TEXT SECTION: Begin
Tuesday, March 23, 2021

Coroutine based Spring boot webflux application

I have worked with Spring Framework for ages and it still manages to surprise me with how cutting edge it continues to be but at the same time enabling a developer to put together a fairly sane app.

The most recent surprise was with how it enables programming a web application with Kotlin coroutines. Coroutines is a fairly complicated concept to get my head around, but it is starting to click now and while trying out some samples I thought it may be a good idea to put an end to end web application in place. 

Thanks to the excellent Spring Boot starters it was not difficult at all. Along the way I also decided to experiment with r2dbc which is another involved technology to interact with a database using reactive streams. Combining reactive streams for interacting with the database but using coroutines in the rest of the layers was not difficult at all. In this post I will not be covering the nuances of what I had to do to get the sample to work, but will cover one thin slice of what it looks like. The sample is here in my github repo and should be fairly self explanatory. 


I have to acknowledge that Nicolas Frankel's blog post provided me a lot of pointers in getting the working code just right


A Slice of functionality

The slice of functionality that I will consider in this post is to return a list of entities and an entity from an embedded database that I have used for the application. 

Let's start from bottom up. So at the lowest level I have to query the database and return a list of entities, this is made dirt simple using the Spring Data based repositories. This is the entirety of the repository code that returns coroutine types.
TEXT SECTION: End
COMPLETE THE FOLLOWING:
1: Answer these questions from the post on the coroutine-based Spring Boot WebFlux application:
(a) Which technology did the author try for talking to a database through reactive streams?
(b) Whose blog post gave the author pointers toward working code?
(c) What does the slice of functionality covered in the post return?
2: Extend the post on the coroutine-based Spring Boot WebFlux application, starting after its final sentence.
The rows after this text play no part in the exercise.
DATASET RECORDS: Begin
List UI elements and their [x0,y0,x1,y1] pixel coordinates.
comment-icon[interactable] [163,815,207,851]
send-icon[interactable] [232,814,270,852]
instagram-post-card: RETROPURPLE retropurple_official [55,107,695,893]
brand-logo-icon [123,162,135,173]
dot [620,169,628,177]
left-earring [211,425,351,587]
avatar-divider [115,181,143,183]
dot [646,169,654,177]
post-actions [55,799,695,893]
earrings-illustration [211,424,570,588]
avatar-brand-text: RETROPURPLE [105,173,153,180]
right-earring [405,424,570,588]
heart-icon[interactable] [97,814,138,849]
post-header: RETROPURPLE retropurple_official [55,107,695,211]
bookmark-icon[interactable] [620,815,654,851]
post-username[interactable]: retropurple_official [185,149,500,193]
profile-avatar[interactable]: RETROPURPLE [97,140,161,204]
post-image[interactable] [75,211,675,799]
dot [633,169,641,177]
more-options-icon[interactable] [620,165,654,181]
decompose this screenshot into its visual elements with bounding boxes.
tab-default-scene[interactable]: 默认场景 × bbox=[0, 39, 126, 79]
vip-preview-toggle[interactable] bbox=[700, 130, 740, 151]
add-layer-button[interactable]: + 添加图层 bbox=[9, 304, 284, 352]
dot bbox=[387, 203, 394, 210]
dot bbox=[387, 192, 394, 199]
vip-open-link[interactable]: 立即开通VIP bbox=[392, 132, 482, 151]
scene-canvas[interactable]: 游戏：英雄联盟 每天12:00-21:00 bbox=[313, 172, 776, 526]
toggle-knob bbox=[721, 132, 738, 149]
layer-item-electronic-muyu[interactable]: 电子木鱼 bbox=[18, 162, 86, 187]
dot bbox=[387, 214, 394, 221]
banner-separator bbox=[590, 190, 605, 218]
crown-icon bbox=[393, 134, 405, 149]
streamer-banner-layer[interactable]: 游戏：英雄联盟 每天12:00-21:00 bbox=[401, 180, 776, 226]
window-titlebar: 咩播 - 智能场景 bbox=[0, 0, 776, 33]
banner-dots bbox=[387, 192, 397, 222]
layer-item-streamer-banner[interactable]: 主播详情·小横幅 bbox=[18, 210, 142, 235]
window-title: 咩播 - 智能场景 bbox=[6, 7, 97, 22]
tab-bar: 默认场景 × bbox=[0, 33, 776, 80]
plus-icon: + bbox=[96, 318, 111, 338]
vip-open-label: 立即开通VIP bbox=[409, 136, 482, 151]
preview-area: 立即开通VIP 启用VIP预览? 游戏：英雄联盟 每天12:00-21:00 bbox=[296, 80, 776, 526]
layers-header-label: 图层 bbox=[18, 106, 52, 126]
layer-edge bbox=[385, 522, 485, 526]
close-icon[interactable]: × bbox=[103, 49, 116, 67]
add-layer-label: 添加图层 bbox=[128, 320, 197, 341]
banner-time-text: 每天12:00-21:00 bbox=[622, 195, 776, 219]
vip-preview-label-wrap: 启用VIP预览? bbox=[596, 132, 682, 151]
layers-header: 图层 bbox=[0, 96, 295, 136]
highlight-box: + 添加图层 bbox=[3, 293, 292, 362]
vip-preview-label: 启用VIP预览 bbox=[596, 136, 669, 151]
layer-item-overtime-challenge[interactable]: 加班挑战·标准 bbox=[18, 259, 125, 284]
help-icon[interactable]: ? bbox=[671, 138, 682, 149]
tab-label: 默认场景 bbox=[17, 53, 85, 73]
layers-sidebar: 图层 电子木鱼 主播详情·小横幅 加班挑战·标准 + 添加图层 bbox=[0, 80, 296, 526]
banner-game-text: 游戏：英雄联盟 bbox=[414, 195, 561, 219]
DATASET RECORDS: End
YOUR WRITTEN ANSWERS:
1:
(a) r2dbc
(b) Nicolas Frankel's
(c) A list of entities and an entity from an embedded database used for the application

2:
import org.springframework.data.repository.kotlin.CoroutineCrudRepository
import samples.geo.domain.City

interface CityRepo : CoroutineCrudRepository<City, Long>
Just by doing this the CRUD operations now become suspendable functions. So to return a list of an entity or a specific entity, the signature looks something like this:


fun getCities(): Flow<City> {
    return cityRepo.findAll()
}

suspend fun getCity(id: Long): City? {
    return cityRepo.findById(id)
}
Any list operations now return the Coroutine Flow type and getting an entity is a suspendable function.


Moving to the web layer(I have a service layer, but it is just a passthrough to the repo in this instance), I like to have an handler for handling the Webflux ServerRequest and ServerResponse types the following way:
suspend fun getCities(request: ServerRequest): ServerResponse {
    val cities = cityService.getCities()
        .toList()
    return ServerResponse.ok().bodyValueAndAwait(cities)
}

suspend fun getCity(request: ServerRequest): ServerResponse {
    val id = request.pathVariable("id").toLong()
    val city = cityService.getCity(id)

    return city
        ?.let { ServerResponse.ok().bodyValueAndAwait(it) }
        ?: ServerResponse.notFound().buildAndAwait()
}
which is then composed at the web layer the following way:
object AppRoutes {
    fun routes(cityHandler: CityHandler): RouterFunction<*> = coRouter {
        accept(MediaType.APPLICATION_JSON).nest {
            GET("/cities", cityHandler::getCities)
            GET("/cities/{id}", cityHandler::getCity)
            ...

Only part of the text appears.